--- Start ENTRIES PROVIDED ---

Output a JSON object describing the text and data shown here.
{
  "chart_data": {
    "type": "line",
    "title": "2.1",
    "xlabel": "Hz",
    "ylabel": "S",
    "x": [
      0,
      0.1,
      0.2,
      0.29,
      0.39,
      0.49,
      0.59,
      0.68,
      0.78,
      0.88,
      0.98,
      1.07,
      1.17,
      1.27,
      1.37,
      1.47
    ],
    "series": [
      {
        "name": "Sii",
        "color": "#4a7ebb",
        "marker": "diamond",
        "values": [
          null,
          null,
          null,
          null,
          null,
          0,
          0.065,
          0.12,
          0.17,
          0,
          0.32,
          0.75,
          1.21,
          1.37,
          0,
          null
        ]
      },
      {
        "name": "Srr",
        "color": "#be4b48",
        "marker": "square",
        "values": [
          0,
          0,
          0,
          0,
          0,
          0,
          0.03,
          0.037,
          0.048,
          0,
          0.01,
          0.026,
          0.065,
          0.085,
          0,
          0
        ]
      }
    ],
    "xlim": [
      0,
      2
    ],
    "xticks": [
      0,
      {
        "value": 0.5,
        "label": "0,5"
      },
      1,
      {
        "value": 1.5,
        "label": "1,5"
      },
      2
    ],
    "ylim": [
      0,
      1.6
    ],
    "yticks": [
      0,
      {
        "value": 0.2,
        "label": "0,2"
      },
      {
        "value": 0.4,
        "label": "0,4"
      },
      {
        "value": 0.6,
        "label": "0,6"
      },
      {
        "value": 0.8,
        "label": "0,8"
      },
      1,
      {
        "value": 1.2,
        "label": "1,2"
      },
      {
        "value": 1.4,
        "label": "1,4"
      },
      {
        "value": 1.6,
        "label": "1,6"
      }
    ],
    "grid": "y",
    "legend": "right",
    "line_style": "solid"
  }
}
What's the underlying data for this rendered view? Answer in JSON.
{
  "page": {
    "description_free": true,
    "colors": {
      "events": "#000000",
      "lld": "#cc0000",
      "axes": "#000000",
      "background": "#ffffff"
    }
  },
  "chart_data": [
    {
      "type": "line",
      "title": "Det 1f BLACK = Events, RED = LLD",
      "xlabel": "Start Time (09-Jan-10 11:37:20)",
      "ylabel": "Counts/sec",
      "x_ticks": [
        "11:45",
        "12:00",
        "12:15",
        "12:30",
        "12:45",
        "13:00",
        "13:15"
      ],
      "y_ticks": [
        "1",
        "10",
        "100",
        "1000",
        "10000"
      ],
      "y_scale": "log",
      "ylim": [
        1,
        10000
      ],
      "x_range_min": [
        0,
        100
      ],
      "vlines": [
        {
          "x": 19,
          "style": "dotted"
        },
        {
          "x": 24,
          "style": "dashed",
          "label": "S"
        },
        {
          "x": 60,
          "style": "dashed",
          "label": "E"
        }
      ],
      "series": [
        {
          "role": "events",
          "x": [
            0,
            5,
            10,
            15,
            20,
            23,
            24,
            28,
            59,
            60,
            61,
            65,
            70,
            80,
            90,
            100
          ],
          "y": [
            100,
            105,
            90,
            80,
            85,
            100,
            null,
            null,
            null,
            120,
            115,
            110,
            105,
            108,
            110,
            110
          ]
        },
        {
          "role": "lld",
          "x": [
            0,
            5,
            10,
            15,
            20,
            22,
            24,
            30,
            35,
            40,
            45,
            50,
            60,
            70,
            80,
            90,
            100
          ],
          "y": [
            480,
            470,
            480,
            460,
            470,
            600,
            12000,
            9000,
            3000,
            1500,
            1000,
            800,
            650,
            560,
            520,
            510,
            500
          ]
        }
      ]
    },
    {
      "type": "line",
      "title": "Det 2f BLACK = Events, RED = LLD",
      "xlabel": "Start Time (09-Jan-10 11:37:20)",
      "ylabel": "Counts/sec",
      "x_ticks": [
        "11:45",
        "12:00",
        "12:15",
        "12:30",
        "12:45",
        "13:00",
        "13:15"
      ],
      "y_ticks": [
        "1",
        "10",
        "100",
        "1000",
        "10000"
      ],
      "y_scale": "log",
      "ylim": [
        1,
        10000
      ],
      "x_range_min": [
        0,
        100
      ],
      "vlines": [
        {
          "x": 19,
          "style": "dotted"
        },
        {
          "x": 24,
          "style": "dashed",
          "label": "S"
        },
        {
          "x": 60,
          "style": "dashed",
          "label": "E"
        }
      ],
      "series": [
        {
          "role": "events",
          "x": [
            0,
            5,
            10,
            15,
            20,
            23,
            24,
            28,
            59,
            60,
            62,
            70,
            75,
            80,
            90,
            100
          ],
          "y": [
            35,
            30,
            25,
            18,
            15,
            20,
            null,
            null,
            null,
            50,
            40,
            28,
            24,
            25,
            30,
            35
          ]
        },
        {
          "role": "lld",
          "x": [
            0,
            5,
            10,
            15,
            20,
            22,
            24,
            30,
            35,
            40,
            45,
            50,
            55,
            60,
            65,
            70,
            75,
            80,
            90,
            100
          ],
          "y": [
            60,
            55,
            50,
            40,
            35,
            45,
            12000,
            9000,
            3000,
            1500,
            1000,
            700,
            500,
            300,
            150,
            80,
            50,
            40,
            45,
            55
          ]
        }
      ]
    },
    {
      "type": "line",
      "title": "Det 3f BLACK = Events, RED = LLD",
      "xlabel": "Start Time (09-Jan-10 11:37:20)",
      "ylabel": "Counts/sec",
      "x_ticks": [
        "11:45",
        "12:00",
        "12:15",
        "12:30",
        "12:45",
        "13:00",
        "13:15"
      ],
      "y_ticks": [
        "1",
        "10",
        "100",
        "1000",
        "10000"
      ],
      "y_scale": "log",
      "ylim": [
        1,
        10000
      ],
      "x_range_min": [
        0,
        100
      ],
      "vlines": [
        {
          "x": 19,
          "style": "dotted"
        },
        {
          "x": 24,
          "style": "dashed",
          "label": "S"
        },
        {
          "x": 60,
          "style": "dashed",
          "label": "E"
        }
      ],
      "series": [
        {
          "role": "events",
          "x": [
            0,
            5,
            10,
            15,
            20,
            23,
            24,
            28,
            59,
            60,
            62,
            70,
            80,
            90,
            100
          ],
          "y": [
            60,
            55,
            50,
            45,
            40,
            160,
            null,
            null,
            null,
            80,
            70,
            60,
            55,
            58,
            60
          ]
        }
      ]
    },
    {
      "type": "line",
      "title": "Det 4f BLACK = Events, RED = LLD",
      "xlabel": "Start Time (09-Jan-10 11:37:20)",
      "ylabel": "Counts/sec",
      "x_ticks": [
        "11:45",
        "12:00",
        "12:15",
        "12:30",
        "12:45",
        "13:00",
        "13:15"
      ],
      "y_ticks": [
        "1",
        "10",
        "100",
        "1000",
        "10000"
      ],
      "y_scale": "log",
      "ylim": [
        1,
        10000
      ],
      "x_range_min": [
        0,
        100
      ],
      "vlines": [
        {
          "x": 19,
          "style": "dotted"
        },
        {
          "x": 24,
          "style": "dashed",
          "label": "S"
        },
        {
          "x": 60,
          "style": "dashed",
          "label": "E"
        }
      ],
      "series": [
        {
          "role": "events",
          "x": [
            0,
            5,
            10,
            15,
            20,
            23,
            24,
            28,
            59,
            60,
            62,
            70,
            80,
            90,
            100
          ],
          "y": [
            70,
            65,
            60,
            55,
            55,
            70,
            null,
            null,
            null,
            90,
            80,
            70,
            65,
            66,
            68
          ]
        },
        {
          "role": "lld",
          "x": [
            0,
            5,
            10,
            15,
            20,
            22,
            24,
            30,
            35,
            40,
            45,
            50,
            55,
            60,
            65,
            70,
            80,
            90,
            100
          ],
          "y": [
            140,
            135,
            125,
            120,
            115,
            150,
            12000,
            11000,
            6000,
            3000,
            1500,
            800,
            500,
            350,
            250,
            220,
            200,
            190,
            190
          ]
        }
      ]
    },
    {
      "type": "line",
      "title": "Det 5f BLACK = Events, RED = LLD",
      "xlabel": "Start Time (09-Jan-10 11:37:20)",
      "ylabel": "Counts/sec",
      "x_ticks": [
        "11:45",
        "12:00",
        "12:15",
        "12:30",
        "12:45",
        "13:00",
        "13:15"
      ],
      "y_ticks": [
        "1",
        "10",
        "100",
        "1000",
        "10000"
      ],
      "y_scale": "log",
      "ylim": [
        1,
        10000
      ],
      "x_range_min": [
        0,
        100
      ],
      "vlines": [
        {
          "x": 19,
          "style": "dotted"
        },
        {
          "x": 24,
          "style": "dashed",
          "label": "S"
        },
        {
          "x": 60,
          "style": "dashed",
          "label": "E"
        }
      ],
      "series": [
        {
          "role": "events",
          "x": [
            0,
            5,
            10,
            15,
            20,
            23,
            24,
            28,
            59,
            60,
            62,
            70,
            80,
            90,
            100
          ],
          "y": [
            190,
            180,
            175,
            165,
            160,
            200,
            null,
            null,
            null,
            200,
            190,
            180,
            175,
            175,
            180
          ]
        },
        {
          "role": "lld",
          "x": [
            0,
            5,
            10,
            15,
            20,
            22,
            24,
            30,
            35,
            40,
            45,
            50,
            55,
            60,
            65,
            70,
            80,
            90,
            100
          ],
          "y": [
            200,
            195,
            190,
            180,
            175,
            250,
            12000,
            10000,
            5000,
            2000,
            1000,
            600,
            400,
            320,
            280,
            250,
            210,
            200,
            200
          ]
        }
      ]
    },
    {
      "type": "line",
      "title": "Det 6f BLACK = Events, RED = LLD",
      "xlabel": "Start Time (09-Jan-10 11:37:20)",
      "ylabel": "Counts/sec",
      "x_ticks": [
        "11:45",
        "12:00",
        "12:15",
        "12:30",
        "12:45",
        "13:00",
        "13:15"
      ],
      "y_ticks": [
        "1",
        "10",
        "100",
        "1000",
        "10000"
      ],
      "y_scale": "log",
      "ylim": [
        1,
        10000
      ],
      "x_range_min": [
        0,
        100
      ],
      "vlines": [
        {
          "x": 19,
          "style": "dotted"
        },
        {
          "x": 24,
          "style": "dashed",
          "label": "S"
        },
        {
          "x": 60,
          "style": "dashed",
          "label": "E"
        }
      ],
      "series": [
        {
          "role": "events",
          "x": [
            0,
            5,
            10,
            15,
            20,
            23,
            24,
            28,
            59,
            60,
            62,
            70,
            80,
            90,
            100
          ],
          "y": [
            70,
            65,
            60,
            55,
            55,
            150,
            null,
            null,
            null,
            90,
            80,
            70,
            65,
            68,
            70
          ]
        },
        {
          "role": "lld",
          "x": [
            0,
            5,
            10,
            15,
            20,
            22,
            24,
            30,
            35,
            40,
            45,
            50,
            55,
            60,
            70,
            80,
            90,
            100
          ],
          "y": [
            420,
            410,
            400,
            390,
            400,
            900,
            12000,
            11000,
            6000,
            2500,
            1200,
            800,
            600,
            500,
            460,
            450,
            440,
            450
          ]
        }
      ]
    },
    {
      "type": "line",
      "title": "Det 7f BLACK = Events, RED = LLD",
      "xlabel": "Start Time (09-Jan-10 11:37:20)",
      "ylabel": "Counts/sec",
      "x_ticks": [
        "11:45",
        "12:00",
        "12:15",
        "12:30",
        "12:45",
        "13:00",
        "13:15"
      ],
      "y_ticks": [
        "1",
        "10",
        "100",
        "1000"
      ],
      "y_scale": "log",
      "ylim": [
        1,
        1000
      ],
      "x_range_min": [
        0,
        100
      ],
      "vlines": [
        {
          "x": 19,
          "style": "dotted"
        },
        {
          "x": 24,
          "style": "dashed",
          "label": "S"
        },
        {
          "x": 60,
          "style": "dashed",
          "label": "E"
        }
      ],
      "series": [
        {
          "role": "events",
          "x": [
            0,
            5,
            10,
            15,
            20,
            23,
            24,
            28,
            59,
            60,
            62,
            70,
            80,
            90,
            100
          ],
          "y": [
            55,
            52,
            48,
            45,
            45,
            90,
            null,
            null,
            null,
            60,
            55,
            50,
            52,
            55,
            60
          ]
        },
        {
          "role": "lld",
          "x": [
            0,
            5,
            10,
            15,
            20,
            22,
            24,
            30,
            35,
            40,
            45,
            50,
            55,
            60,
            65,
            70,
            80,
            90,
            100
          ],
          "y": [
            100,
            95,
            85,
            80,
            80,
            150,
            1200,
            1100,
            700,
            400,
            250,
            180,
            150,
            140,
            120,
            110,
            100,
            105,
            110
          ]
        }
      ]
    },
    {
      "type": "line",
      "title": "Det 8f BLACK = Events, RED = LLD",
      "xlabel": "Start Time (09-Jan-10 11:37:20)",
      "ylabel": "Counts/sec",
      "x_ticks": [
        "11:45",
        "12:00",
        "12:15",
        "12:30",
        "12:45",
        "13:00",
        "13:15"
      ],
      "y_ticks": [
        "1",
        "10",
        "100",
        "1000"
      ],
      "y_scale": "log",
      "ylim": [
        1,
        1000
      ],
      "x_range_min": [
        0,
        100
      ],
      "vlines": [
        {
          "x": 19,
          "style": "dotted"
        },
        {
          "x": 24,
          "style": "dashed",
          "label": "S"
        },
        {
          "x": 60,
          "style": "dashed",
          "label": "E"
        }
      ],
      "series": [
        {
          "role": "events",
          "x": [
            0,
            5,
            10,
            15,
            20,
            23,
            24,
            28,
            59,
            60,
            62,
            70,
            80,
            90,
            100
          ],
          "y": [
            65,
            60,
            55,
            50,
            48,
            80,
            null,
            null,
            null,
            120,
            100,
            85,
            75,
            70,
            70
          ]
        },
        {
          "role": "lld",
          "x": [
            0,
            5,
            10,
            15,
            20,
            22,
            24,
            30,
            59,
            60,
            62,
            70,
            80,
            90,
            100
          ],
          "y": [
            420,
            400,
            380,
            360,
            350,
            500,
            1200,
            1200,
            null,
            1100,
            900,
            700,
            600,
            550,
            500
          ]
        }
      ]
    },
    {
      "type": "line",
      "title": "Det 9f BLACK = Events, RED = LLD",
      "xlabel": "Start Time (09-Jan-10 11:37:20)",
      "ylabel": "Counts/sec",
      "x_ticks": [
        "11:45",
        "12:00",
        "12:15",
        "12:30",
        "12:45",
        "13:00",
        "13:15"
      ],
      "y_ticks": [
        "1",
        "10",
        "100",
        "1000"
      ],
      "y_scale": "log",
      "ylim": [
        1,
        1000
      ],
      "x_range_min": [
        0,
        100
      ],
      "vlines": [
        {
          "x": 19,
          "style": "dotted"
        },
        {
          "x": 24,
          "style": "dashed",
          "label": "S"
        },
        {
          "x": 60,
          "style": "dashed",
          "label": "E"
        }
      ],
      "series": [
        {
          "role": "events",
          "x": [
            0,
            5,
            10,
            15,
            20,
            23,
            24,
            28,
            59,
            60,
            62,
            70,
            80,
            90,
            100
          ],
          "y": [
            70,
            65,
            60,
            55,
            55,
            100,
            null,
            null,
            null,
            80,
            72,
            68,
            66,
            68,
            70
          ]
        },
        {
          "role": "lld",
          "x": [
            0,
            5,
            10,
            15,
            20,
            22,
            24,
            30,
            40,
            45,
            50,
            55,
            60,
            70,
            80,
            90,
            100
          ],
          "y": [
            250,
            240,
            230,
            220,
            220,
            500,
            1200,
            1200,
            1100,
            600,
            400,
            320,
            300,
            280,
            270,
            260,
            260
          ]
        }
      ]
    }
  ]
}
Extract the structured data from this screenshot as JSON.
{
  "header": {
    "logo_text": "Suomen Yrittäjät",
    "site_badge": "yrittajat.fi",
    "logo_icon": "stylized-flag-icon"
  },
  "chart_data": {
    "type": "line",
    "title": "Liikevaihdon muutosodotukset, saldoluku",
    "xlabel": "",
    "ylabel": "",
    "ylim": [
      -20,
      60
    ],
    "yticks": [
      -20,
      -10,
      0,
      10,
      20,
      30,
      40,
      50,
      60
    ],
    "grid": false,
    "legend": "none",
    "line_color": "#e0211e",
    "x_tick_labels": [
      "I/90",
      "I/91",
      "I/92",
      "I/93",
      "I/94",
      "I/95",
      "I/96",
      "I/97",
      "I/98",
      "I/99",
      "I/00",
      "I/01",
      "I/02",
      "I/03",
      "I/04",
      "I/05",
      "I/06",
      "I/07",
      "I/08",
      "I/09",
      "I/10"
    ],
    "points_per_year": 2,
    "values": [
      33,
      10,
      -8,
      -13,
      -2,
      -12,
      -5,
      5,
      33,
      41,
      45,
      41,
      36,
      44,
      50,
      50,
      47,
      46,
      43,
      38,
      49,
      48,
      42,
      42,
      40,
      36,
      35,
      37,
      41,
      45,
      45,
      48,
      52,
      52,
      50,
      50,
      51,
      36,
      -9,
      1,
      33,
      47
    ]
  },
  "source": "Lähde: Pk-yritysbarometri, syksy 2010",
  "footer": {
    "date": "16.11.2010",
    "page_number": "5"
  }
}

--- End ENTRIES PROVIDED ---

=== TASK INSTRUCTIONS ===
Copy every line of the listing containing the string "this".

=== SOLUTION ===
What's the underlying data for this rendered view? Answer in JSON.
Extract the structured data from this screenshot as JSON.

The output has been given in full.